**GIVEN EXERCISE**
In the entries below, find every line holding the string "options" and collect it.

>>>

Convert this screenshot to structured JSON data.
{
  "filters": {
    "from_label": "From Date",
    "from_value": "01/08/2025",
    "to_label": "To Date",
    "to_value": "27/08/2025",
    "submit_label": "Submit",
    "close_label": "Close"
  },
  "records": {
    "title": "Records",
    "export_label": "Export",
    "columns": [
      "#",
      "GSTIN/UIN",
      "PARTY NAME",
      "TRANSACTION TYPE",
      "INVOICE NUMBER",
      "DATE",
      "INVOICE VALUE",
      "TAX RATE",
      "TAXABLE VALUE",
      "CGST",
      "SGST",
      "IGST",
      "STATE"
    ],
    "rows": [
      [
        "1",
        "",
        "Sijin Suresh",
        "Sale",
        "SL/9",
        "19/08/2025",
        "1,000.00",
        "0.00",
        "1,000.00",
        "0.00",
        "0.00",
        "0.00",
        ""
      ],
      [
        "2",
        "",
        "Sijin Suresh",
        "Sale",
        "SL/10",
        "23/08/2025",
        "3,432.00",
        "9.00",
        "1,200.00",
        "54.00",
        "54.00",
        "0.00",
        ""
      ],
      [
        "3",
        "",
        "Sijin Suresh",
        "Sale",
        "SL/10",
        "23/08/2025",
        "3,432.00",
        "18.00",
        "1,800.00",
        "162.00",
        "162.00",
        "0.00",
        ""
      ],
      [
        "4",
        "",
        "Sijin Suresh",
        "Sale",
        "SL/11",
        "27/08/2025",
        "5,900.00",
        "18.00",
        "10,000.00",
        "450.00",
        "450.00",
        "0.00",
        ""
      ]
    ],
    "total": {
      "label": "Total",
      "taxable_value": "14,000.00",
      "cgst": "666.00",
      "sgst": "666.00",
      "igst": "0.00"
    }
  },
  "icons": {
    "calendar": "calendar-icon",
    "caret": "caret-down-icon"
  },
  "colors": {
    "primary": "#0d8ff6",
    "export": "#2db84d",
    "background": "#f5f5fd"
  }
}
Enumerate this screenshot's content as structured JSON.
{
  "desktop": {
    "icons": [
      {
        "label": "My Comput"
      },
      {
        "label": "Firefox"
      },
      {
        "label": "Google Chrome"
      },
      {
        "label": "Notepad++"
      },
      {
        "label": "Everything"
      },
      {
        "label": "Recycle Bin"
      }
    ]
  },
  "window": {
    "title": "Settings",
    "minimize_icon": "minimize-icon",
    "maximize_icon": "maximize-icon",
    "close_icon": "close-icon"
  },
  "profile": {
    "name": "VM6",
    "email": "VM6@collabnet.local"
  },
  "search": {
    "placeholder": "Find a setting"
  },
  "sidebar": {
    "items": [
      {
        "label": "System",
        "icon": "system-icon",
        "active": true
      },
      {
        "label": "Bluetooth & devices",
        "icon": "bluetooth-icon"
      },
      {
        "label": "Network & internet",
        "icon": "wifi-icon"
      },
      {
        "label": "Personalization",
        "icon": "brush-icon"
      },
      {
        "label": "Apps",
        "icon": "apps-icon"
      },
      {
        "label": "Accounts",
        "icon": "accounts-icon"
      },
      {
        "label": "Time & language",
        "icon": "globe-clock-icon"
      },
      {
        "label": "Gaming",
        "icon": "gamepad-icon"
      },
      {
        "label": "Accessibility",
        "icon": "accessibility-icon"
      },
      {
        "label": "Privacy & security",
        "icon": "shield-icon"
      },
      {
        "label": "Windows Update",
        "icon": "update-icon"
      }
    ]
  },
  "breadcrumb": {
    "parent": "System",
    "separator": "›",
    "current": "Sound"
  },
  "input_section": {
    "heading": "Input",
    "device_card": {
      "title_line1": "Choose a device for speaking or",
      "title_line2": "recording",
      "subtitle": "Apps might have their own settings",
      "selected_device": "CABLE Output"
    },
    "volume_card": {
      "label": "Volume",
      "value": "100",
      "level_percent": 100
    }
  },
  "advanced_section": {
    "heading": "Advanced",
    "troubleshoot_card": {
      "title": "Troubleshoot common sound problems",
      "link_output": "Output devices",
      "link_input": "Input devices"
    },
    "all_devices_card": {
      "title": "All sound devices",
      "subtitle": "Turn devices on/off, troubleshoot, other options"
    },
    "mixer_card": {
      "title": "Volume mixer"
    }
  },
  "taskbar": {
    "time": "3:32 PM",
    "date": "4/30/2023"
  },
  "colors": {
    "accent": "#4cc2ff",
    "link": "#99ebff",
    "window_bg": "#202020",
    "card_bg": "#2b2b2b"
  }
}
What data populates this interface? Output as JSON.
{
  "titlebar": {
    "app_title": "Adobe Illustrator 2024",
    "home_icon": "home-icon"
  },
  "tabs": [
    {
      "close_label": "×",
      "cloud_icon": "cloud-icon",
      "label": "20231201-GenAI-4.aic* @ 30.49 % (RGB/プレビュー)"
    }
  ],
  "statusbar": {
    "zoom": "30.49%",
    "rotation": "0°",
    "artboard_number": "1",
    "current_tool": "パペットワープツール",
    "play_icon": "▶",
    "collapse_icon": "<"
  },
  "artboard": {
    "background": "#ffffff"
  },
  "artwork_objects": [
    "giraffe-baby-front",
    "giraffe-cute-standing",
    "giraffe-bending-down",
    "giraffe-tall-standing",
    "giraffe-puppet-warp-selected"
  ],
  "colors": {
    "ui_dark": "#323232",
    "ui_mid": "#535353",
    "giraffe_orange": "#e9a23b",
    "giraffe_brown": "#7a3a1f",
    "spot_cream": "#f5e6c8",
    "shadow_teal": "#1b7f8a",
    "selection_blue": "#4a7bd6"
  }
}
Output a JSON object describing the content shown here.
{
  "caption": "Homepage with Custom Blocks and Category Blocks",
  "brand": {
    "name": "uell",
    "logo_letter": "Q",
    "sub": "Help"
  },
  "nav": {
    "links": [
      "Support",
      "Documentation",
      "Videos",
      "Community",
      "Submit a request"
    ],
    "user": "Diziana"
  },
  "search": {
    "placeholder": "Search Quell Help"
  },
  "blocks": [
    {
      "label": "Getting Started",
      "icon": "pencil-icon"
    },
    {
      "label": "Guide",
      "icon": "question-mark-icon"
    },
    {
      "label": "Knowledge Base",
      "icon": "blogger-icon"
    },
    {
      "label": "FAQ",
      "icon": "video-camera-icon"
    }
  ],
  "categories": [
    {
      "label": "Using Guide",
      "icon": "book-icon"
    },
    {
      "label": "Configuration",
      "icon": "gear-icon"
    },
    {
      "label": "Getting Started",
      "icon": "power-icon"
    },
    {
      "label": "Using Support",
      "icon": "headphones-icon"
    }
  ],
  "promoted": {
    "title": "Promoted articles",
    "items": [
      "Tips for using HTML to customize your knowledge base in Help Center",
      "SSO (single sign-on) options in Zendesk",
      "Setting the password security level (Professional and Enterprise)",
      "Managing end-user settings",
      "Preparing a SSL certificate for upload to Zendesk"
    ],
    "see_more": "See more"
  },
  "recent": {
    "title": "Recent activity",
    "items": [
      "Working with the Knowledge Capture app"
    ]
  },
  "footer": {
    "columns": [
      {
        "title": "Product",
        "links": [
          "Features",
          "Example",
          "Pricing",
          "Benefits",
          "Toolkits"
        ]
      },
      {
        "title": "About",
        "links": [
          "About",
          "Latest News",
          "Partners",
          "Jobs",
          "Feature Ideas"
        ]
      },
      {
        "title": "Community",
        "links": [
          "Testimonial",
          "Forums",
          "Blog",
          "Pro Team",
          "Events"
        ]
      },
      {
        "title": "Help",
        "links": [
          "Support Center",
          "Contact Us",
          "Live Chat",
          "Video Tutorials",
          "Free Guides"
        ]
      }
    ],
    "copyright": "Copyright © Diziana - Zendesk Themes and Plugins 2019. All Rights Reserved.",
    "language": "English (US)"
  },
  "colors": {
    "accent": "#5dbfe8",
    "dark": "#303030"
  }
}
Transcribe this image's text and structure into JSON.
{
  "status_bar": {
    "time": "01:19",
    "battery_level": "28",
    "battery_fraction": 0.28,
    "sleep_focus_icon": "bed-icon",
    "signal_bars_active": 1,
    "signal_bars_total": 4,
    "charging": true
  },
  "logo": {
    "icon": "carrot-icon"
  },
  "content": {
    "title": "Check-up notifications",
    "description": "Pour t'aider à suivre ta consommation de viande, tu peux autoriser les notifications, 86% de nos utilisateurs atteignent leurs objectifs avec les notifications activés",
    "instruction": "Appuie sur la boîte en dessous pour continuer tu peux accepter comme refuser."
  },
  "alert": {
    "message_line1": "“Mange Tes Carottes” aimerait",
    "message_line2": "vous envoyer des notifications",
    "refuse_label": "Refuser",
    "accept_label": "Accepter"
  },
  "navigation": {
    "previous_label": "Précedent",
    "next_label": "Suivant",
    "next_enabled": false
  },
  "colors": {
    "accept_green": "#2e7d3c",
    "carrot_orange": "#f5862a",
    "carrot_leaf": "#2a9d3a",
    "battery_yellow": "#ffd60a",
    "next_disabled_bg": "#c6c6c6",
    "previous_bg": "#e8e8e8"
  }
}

<<<

**RESPONSE**
      "subtitle": "Turn devices on/off, troubleshoot, other options"
      "SSO (single sign-on) options in Zendesk",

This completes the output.